(Collected data entries)
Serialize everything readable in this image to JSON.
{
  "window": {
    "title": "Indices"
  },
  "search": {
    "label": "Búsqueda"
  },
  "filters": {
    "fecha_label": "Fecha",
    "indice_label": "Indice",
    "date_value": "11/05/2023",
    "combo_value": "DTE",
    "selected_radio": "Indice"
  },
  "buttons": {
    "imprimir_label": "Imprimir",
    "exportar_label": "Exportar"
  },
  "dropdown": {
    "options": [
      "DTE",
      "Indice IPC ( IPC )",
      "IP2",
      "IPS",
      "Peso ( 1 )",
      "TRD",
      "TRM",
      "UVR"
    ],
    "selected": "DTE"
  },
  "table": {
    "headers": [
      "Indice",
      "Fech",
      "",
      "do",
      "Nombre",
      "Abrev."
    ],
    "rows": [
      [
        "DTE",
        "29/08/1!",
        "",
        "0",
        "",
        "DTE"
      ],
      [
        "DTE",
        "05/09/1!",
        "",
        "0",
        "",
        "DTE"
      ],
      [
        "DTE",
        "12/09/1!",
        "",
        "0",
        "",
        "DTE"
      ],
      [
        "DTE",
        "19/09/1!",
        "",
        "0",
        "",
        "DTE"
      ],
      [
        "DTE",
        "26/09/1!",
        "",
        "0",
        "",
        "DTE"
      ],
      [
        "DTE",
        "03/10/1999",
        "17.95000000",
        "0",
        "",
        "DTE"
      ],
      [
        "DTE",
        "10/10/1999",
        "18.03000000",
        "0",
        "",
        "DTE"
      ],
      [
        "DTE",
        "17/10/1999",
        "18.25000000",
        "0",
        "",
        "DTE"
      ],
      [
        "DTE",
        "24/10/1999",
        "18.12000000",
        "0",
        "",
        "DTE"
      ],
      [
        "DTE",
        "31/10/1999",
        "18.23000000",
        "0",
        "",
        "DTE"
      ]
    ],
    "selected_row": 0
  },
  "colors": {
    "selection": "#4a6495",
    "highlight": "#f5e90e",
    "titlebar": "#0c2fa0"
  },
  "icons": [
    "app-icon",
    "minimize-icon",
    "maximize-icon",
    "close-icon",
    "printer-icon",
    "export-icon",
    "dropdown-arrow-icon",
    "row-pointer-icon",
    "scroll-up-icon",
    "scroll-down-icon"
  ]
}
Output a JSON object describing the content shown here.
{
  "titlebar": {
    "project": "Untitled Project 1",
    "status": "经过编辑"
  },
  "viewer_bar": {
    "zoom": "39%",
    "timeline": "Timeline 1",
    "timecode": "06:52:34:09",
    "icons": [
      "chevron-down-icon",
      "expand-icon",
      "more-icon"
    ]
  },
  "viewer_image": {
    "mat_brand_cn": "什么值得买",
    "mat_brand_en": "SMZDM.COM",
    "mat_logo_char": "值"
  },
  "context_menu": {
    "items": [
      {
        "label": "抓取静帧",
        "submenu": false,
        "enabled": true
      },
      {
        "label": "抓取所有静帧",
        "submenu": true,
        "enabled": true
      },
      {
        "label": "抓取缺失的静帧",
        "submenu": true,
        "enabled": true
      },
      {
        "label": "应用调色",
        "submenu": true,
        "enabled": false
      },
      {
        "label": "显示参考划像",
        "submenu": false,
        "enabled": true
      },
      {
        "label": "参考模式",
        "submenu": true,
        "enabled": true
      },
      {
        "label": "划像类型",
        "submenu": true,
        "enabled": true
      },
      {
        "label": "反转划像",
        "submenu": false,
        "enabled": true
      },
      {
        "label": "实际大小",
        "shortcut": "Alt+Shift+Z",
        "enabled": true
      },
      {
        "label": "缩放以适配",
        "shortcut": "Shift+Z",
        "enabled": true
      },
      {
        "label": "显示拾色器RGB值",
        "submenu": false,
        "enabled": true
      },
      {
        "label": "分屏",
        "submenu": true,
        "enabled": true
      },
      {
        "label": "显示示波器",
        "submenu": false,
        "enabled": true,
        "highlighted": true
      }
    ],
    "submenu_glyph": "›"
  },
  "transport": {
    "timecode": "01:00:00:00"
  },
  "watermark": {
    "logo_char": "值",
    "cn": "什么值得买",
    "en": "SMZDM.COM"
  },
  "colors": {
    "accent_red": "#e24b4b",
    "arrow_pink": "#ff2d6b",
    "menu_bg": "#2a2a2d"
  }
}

Problem> Each line of the material must be restated exactly.

Problem solution>
Serialize everything readable in this image to JSON.
{
  "window": {
    "title": "Indices"
  },
  "search": {
    "label": "Búsqueda"
  },
  "filters": {
    "fecha_label": "Fecha",
    "indice_label": "Indice",
    "date_value": "11/05/2023",
    "combo_value": "DTE",
    "selected_radio": "Indice"
  },
  "buttons": {
    "imprimir_label": "Imprimir",
    "exportar_label": "Exportar"
  },
  "dropdown": {
    "options": [
      "DTE",
      "Indice IPC ( IPC )",
      "IP2",
      "IPS",
      "Peso ( 1 )",
      "TRD",
      "TRM",
      "UVR"
    ],
    "selected": "DTE"
  },
  "table": {
    "headers": [
      "Indice",
      "Fech",
      "",
      "do",
      "Nombre",
      "Abrev."
    ],
    "rows": [
      [
        "DTE",
        "29/08/1!",
        "",
        "0",
        "",
        "DTE"
      ],
      [
        "DTE",
        "05/09/1!",
        "",
        "0",
        "",
        "DTE"
      ],
      [
        "DTE",
        "12/09/1!",
        "",
        "0",
        "",
        "DTE"
      ],
      [
        "DTE",
        "19/09/1!",
        "",
        "0",
        "",
        "DTE"
      ],
      [
        "DTE",
        "26/09/1!",
        "",
        "0",
        "",
        "DTE"
      ],
      [
        "DTE",
        "03/10/1999",
        "17.95000000",
        "0",
        "",
        "DTE"
      ],
      [
        "DTE",
        "10/10/1999",
        "18.03000000",
        "0",
        "",
        "DTE"
      ],
      [
        "DTE",
        "17/10/1999",
        "18.25000000",
        "0",
        "",
        "DTE"
      ],
      [
        "DTE",
        "24/10/1999",
        "18.12000000",
        "0",
        "",
        "DTE"
      ],
      [
        "DTE",
        "31/10/1999",
        "18.23000000",
        "0",
        "",
        "DTE"
      ]
    ],
    "selected_row": 0
  },
  "colors": {
    "selection": "#4a6495",
    "highlight": "#f5e90e",
    "titlebar": "#0c2fa0"
  },
  "icons": [
    "app-icon",
    "minimize-icon",
    "maximize-icon",
    "close-icon",
    "printer-icon",
    "export-icon",
    "dropdown-arrow-icon",
    "row-pointer-icon",
    "scroll-up-icon",
    "scroll-down-icon"
  ]
}
Output a JSON object describing the content shown here.
{
  "titlebar": {
    "project": "Untitled Project 1",
    "status": "经过编辑"
  },
  "viewer_bar": {
    "zoom": "39%",
    "timeline": "Timeline 1",
    "timecode": "06:52:34:09",
    "icons": [
      "chevron-down-icon",
      "expand-icon",
      "more-icon"
    ]
  },
  "viewer_image": {
    "mat_brand_cn": "什么值得买",
    "mat_brand_en": "SMZDM.COM",
    "mat_logo_char": "值"
  },
  "context_menu": {
    "items": [
      {
        "label": "抓取静帧",
        "submenu": false,
        "enabled": true
      },
      {
        "label": "抓取所有静帧",
        "submenu": true,
        "enabled": true
      },
      {
        "label": "抓取缺失的静帧",
        "submenu": true,
        "enabled": true
      },
      {
        "label": "应用调色",
        "submenu": true,
        "enabled": false
      },
      {
        "label": "显示参考划像",
        "submenu": false,
        "enabled": true
      },
      {
        "label": "参考模式",
        "submenu": true,
        "enabled": true
      },
      {
        "label": "划像类型",
        "submenu": true,
        "enabled": true
      },
      {
        "label": "反转划像",
        "submenu": false,
        "enabled": true
      },
      {
        "label": "实际大小",
        "shortcut": "Alt+Shift+Z",
        "enabled": true
      },
      {
        "label": "缩放以适配",
        "shortcut": "Shift+Z",
        "enabled": true
      },
      {
        "label": "显示拾色器RGB值",
        "submenu": false,
        "enabled": true
      },
      {
        "label": "分屏",
        "submenu": true,
        "enabled": true
      },
      {
        "label": "显示示波器",
        "submenu": false,
        "enabled": true,
        "highlighted": true
      }
    ],
    "submenu_glyph": "›"
  },
  "transport": {
    "timecode": "01:00:00:00"
  },
  "watermark": {
    "logo_char": "值",
    "cn": "什么值得买",
    "en": "SMZDM.COM"
  },
  "colors": {
    "accent_red": "#e24b4b",
    "arrow_pink": "#ff2d6b",
    "menu_bg": "#2a2a2d"
  }
}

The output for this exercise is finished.